Beneath this task is a listing. State how many of its lines include the string "color", giving nothing but the number.
┌──
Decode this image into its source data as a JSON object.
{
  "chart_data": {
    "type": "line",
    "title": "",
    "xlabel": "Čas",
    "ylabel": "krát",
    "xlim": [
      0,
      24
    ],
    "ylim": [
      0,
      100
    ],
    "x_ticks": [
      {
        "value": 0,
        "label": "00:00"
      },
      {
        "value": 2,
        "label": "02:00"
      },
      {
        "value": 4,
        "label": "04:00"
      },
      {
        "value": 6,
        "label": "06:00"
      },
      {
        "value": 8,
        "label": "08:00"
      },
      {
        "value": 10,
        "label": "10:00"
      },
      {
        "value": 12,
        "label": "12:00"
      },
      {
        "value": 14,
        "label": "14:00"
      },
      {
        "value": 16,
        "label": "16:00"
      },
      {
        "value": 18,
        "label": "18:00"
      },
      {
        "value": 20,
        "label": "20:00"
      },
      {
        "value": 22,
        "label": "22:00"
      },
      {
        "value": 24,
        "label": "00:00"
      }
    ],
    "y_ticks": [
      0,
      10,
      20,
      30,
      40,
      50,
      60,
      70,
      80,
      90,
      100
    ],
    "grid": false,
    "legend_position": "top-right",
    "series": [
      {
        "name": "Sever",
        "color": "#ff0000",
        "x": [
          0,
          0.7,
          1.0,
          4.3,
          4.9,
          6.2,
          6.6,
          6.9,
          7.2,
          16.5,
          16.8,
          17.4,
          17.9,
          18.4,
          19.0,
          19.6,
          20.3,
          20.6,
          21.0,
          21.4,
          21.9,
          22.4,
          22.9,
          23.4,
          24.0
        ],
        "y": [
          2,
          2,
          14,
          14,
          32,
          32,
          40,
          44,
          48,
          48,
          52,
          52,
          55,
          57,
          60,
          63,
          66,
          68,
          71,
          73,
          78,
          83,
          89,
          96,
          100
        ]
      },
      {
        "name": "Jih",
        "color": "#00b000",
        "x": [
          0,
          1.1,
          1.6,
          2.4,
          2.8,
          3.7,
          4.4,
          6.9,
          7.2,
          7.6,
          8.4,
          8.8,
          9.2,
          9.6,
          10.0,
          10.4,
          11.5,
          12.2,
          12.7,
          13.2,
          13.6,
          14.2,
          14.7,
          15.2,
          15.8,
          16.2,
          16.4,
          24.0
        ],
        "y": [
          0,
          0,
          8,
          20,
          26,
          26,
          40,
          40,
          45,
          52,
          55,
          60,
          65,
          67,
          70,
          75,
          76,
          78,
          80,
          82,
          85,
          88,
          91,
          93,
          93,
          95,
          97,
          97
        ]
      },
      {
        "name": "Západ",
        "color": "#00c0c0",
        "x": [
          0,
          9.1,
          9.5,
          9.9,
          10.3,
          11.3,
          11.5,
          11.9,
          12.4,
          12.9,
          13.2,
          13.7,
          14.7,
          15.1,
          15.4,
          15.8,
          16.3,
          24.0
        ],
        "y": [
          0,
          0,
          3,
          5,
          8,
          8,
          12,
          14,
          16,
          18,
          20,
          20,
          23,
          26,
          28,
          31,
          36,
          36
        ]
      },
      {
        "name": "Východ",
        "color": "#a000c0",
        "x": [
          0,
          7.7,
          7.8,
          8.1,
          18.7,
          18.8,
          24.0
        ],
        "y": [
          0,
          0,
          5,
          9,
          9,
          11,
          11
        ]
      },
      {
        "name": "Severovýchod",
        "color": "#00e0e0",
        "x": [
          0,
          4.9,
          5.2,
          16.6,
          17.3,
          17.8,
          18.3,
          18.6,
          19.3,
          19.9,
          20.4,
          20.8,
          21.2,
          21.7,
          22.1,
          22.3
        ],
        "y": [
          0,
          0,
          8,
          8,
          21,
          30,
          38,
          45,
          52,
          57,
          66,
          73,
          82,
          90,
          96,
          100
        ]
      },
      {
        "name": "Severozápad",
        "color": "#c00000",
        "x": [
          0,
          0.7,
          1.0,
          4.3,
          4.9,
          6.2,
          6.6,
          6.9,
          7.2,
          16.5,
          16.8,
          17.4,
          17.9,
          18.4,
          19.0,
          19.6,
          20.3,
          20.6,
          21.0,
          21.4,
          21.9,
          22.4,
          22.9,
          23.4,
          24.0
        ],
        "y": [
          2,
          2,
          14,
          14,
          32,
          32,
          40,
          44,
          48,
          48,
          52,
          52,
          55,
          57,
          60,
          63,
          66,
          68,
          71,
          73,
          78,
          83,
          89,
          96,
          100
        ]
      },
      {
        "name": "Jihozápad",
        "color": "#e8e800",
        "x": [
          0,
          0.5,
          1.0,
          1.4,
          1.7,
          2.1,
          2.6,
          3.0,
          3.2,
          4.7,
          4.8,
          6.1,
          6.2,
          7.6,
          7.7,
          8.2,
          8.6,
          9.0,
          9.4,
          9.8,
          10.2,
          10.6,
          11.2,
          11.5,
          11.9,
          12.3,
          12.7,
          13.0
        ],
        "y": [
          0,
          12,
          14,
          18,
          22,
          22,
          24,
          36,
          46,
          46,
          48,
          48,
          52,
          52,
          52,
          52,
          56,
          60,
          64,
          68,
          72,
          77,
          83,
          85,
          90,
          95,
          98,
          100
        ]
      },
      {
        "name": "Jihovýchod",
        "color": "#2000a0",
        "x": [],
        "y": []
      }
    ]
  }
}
└──
RESPONSE TO THE EXERCISE
8